Top of Stored data

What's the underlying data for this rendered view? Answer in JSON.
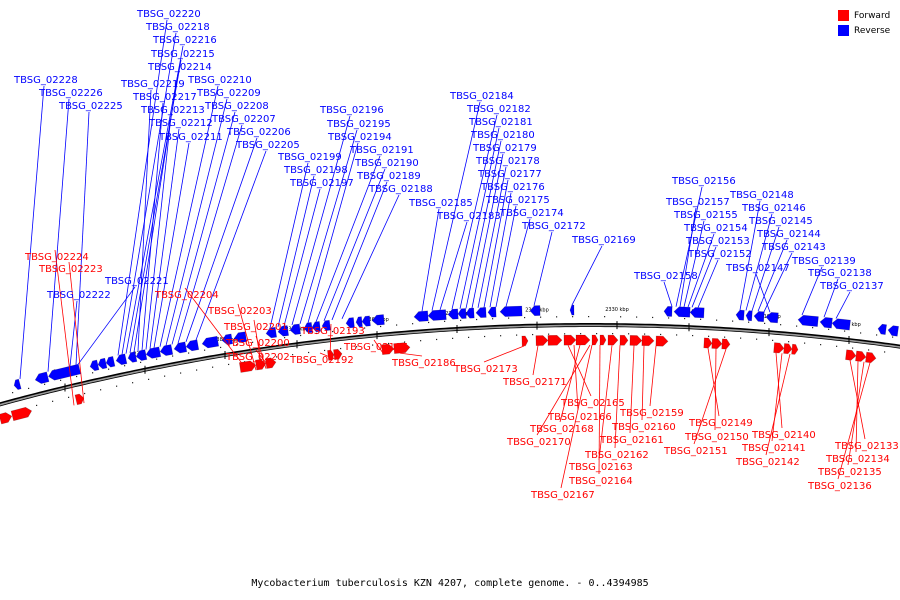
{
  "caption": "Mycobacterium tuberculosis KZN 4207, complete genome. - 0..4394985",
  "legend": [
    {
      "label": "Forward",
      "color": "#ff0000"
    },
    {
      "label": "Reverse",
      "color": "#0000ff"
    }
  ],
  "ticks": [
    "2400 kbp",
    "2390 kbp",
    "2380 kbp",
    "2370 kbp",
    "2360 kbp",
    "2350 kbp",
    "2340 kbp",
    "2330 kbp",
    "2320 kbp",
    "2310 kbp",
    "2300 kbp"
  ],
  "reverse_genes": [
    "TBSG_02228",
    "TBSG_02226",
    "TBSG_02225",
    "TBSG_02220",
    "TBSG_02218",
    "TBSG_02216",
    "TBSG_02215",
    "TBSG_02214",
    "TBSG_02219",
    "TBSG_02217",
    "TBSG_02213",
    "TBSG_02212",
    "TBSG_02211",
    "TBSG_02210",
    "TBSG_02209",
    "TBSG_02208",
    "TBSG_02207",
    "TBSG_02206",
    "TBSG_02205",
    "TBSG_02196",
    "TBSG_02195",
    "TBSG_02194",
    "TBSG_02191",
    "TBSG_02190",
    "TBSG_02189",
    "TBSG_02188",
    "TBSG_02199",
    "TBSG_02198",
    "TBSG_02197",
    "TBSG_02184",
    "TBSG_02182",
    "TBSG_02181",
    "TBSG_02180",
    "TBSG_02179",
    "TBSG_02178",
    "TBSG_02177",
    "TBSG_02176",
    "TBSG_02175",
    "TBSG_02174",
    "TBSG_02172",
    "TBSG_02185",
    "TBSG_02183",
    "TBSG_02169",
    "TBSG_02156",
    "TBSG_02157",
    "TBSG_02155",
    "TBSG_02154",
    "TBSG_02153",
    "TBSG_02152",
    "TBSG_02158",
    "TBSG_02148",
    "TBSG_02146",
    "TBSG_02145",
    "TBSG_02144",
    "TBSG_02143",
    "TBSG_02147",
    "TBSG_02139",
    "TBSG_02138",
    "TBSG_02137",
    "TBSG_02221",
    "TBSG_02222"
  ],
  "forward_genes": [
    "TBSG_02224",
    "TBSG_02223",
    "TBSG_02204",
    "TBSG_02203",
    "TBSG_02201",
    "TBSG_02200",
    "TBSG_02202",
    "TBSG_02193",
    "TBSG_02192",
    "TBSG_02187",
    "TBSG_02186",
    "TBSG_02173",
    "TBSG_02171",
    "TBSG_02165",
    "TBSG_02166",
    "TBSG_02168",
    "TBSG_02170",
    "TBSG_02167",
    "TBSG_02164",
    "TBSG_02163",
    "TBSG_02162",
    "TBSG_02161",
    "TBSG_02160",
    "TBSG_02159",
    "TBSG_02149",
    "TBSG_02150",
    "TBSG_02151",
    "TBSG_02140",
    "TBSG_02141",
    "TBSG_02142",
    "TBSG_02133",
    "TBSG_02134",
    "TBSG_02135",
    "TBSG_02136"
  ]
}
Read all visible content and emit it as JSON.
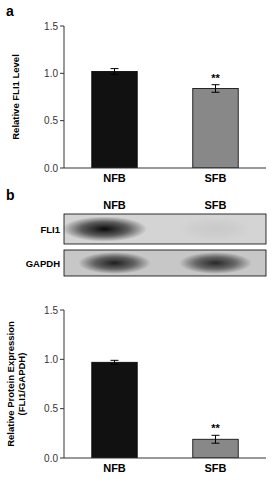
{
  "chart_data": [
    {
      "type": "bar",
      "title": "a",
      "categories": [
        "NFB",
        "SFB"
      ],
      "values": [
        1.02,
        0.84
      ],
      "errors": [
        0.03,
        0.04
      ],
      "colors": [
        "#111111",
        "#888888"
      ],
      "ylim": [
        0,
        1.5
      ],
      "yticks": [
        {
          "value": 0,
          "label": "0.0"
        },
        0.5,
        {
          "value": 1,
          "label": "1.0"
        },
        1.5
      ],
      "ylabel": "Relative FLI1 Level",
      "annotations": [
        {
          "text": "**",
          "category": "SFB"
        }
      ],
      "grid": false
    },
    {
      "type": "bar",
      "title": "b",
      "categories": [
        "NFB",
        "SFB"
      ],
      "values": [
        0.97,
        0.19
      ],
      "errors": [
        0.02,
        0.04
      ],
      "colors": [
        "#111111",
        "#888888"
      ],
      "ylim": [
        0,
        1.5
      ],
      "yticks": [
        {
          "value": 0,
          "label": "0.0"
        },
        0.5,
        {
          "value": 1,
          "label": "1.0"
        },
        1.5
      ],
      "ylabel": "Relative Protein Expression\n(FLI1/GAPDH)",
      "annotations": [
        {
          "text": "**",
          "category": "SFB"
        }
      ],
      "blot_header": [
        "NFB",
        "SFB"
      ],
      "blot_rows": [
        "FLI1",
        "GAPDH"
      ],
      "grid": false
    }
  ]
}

Bottom of Stored data

● Instructions to follow
Leaving out the pictures, repeat all of the entries exactly.

● Expected answer
What's the underlying data for this rendered view? Answer in JSON.
{
  "caption": "Mycobacterium tuberculosis KZN 4207, complete genome. - 0..4394985",
  "legend": [
    {
      "label": "Forward",
      "color": "#ff0000"
    },
    {
      "label": "Reverse",
      "color": "#0000ff"
    }
  ],
  "ticks": [
    "2400 kbp",
    "2390 kbp",
    "2380 kbp",
    "2370 kbp",
    "2360 kbp",
    "2350 kbp",
    "2340 kbp",
    "2330 kbp",
    "2320 kbp",
    "2310 kbp",
    "2300 kbp"
  ],
  "reverse_genes": [
    "TBSG_02228",
    "TBSG_02226",
    "TBSG_02225",
    "TBSG_02220",
    "TBSG_02218",
    "TBSG_02216",
    "TBSG_02215",
    "TBSG_02214",
    "TBSG_02219",
    "TBSG_02217",
    "TBSG_02213",
    "TBSG_02212",
    "TBSG_02211",
    "TBSG_02210",
    "TBSG_02209",
    "TBSG_02208",
    "TBSG_02207",
    "TBSG_02206",
    "TBSG_02205",
    "TBSG_02196",
    "TBSG_02195",
    "TBSG_02194",
    "TBSG_02191",
    "TBSG_02190",
    "TBSG_02189",
    "TBSG_02188",
    "TBSG_02199",
    "TBSG_02198",
    "TBSG_02197",
    "TBSG_02184",
    "TBSG_02182",
    "TBSG_02181",
    "TBSG_02180",
    "TBSG_02179",
    "TBSG_02178",
    "TBSG_02177",
    "TBSG_02176",
    "TBSG_02175",
    "TBSG_02174",
    "TBSG_02172",
    "TBSG_02185",
    "TBSG_02183",
    "TBSG_02169",
    "TBSG_02156",
    "TBSG_02157",
    "TBSG_02155",
    "TBSG_02154",
    "TBSG_02153",
    "TBSG_02152",
    "TBSG_02158",
    "TBSG_02148",
    "TBSG_02146",
    "TBSG_02145",
    "TBSG_02144",
    "TBSG_02143",
    "TBSG_02147",
    "TBSG_02139",
    "TBSG_02138",
    "TBSG_02137",
    "TBSG_02221",
    "TBSG_02222"
  ],
  "forward_genes": [
    "TBSG_02224",
    "TBSG_02223",
    "TBSG_02204",
    "TBSG_02203",
    "TBSG_02201",
    "TBSG_02200",
    "TBSG_02202",
    "TBSG_02193",
    "TBSG_02192",
    "TBSG_02187",
    "TBSG_02186",
    "TBSG_02173",
    "TBSG_02171",
    "TBSG_02165",
    "TBSG_02166",
    "TBSG_02168",
    "TBSG_02170",
    "TBSG_02167",
    "TBSG_02164",
    "TBSG_02163",
    "TBSG_02162",
    "TBSG_02161",
    "TBSG_02160",
    "TBSG_02159",
    "TBSG_02149",
    "TBSG_02150",
    "TBSG_02151",
    "TBSG_02140",
    "TBSG_02141",
    "TBSG_02142",
    "TBSG_02133",
    "TBSG_02134",
    "TBSG_02135",
    "TBSG_02136"
  ]
}
Read all visible content and emit it as JSON.
{
  "chart_data": [
    {
      "type": "bar",
      "title": "a",
      "categories": [
        "NFB",
        "SFB"
      ],
      "values": [
        1.02,
        0.84
      ],
      "errors": [
        0.03,
        0.04
      ],
      "colors": [
        "#111111",
        "#888888"
      ],
      "ylim": [
        0,
        1.5
      ],
      "yticks": [
        {
          "value": 0,
          "label": "0.0"
        },
        0.5,
        {
          "value": 1,
          "label": "1.0"
        },
        1.5
      ],
      "ylabel": "Relative FLI1 Level",
      "annotations": [
        {
          "text": "**",
          "category": "SFB"
        }
      ],
      "grid": false
    },
    {
      "type": "bar",
      "title": "b",
      "categories": [
        "NFB",
        "SFB"
      ],
      "values": [
        0.97,
        0.19
      ],
      "errors": [
        0.02,
        0.04
      ],
      "colors": [
        "#111111",
        "#888888"
      ],
      "ylim": [
        0,
        1.5
      ],
      "yticks": [
        {
          "value": 0,
          "label": "0.0"
        },
        0.5,
        {
          "value": 1,
          "label": "1.0"
        },
        1.5
      ],
      "ylabel": "Relative Protein Expression\n(FLI1/GAPDH)",
      "annotations": [
        {
          "text": "**",
          "category": "SFB"
        }
      ],
      "blot_header": [
        "NFB",
        "SFB"
      ],
      "blot_rows": [
        "FLI1",
        "GAPDH"
      ],
      "grid": false
    }
  ]
}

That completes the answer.